> _Listing_:
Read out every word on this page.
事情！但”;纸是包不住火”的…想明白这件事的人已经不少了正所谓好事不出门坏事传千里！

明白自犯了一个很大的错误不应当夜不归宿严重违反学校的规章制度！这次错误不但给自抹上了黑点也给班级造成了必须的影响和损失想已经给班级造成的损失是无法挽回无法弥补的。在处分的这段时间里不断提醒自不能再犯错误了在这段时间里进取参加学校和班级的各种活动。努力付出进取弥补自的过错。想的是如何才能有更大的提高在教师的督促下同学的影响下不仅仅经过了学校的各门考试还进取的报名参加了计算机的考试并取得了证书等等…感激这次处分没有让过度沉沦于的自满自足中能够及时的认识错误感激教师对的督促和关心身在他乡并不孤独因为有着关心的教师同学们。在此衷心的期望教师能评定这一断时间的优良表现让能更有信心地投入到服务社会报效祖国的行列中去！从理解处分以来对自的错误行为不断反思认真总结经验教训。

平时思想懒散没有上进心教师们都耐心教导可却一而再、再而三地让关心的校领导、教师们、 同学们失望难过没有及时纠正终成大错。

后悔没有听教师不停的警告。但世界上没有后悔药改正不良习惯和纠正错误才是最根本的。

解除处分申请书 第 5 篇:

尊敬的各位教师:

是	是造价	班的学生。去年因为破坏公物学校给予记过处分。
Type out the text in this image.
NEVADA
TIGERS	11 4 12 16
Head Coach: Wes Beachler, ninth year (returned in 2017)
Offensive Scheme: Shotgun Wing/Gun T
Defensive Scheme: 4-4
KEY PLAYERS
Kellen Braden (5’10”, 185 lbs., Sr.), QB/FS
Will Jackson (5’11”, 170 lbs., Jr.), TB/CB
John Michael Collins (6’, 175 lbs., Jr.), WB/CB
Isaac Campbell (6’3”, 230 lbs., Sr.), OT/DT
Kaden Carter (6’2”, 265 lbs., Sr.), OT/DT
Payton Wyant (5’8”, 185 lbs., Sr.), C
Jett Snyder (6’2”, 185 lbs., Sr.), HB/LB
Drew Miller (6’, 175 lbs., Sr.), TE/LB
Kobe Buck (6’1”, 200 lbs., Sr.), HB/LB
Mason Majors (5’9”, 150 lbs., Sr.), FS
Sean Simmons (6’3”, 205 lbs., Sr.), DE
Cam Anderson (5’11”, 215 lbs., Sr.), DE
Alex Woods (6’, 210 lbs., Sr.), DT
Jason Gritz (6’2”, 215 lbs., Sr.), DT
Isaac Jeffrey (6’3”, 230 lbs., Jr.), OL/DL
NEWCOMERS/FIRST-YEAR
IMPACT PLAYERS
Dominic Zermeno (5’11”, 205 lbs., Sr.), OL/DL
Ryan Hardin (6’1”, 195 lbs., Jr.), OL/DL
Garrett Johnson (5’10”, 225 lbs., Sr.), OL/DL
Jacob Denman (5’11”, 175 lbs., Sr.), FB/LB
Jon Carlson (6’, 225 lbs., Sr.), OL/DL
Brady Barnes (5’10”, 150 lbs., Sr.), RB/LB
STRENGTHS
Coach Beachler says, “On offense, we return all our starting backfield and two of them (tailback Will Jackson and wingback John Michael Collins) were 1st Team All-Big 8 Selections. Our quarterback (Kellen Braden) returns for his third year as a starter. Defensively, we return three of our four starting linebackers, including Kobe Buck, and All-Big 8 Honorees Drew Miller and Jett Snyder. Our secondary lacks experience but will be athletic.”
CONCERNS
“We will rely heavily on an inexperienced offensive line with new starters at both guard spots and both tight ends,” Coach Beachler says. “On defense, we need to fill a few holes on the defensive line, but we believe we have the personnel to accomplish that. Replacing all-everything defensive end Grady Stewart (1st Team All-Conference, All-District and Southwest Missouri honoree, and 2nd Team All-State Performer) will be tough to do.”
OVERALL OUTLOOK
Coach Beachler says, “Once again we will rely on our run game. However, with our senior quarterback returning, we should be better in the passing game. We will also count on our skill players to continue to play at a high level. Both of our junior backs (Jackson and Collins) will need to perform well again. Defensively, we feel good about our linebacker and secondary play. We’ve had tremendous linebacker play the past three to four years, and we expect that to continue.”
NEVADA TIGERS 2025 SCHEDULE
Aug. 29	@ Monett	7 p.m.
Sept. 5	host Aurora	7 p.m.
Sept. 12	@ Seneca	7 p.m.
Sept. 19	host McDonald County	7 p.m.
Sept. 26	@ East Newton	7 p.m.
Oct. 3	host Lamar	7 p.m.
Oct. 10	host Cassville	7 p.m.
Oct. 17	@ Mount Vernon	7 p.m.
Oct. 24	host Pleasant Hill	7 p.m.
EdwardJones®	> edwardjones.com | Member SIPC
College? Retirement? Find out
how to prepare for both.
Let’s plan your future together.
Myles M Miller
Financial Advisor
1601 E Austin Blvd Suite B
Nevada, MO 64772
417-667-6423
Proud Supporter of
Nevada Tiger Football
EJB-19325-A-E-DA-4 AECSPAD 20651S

> _Request_:
Using the data above, print every record exactly as shown.

> _Result of this exercise_:
Read out every word on this page.
事情！但”;纸是包不住火”的…想明白这件事的人已经不少了正所谓好事不出门坏事传千里！

明白自犯了一个很大的错误不应当夜不归宿严重违反学校的规章制度！这次错误不但给自抹上了黑点也给班级造成了必须的影响和损失想已经给班级造成的损失是无法挽回无法弥补的。在处分的这段时间里不断提醒自不能再犯错误了在这段时间里进取参加学校和班级的各种活动。努力付出进取弥补自的过错。想的是如何才能有更大的提高在教师的督促下同学的影响下不仅仅经过了学校的各门考试还进取的报名参加了计算机的考试并取得了证书等等…感激这次处分没有让过度沉沦于的自满自足中能够及时的认识错误感激教师对的督促和关心身在他乡并不孤独因为有着关心的教师同学们。在此衷心的期望教师能评定这一断时间的优良表现让能更有信心地投入到服务社会报效祖国的行列中去！从理解处分以来对自的错误行为不断反思认真总结经验教训。

平时思想懒散没有上进心教师们都耐心教导可却一而再、再而三地让关心的校领导、教师们、 同学们失望难过没有及时纠正终成大错。

后悔没有听教师不停的警告。但世界上没有后悔药改正不良习惯和纠正错误才是最根本的。

解除处分申请书 第 5 篇:

尊敬的各位教师:

是	是造价	班的学生。去年因为破坏公物学校给予记过处分。
Type out the text in this image.
NEVADA
TIGERS	11 4 12 16
Head Coach: Wes Beachler, ninth year (returned in 2017)
Offensive Scheme: Shotgun Wing/Gun T
Defensive Scheme: 4-4
KEY PLAYERS
Kellen Braden (5’10”, 185 lbs., Sr.), QB/FS
Will Jackson (5’11”, 170 lbs., Jr.), TB/CB
John Michael Collins (6’, 175 lbs., Jr.), WB/CB
Isaac Campbell (6’3”, 230 lbs., Sr.), OT/DT
Kaden Carter (6’2”, 265 lbs., Sr.), OT/DT
Payton Wyant (5’8”, 185 lbs., Sr.), C
Jett Snyder (6’2”, 185 lbs., Sr.), HB/LB
Drew Miller (6’, 175 lbs., Sr.), TE/LB
Kobe Buck (6’1”, 200 lbs., Sr.), HB/LB
Mason Majors (5’9”, 150 lbs., Sr.), FS
Sean Simmons (6’3”, 205 lbs., Sr.), DE
Cam Anderson (5’11”, 215 lbs., Sr.), DE
Alex Woods (6’, 210 lbs., Sr.), DT
Jason Gritz (6’2”, 215 lbs., Sr.), DT
Isaac Jeffrey (6’3”, 230 lbs., Jr.), OL/DL
NEWCOMERS/FIRST-YEAR
IMPACT PLAYERS
Dominic Zermeno (5’11”, 205 lbs., Sr.), OL/DL
Ryan Hardin (6’1”, 195 lbs., Jr.), OL/DL
Garrett Johnson (5’10”, 225 lbs., Sr.), OL/DL
Jacob Denman (5’11”, 175 lbs., Sr.), FB/LB
Jon Carlson (6’, 225 lbs., Sr.), OL/DL
Brady Barnes (5’10”, 150 lbs., Sr.), RB/LB
STRENGTHS
Coach Beachler says, “On offense, we return all our starting backfield and two of them (tailback Will Jackson and wingback John Michael Collins) were 1st Team All-Big 8 Selections. Our quarterback (Kellen Braden) returns for his third year as a starter. Defensively, we return three of our four starting linebackers, including Kobe Buck, and All-Big 8 Honorees Drew Miller and Jett Snyder. Our secondary lacks experience but will be athletic.”
CONCERNS
“We will rely heavily on an inexperienced offensive line with new starters at both guard spots and both tight ends,” Coach Beachler says. “On defense, we need to fill a few holes on the defensive line, but we believe we have the personnel to accomplish that. Replacing all-everything defensive end Grady Stewart (1st Team All-Conference, All-District and Southwest Missouri honoree, and 2nd Team All-State Performer) will be tough to do.”
OVERALL OUTLOOK
Coach Beachler says, “Once again we will rely on our run game. However, with our senior quarterback returning, we should be better in the passing game. We will also count on our skill players to continue to play at a high level. Both of our junior backs (Jackson and Collins) will need to perform well again. Defensively, we feel good about our linebacker and secondary play. We’ve had tremendous linebacker play the past three to four years, and we expect that to continue.”
NEVADA TIGERS 2025 SCHEDULE
Aug. 29	@ Monett	7 p.m.
Sept. 5	host Aurora	7 p.m.
Sept. 12	@ Seneca	7 p.m.
Sept. 19	host McDonald County	7 p.m.
Sept. 26	@ East Newton	7 p.m.
Oct. 3	host Lamar	7 p.m.
Oct. 10	host Cassville	7 p.m.
Oct. 17	@ Mount Vernon	7 p.m.
Oct. 24	host Pleasant Hill	7 p.m.
EdwardJones®	> edwardjones.com | Member SIPC
College? Retirement? Find out
how to prepare for both.
Let’s plan your future together.
Myles M Miller
Financial Advisor
1601 E Austin Blvd Suite B
Nevada, MO 64772
417-667-6423
Proud Supporter of
Nevada Tiger Football
EJB-19325-A-E-DA-4 AECSPAD 20651S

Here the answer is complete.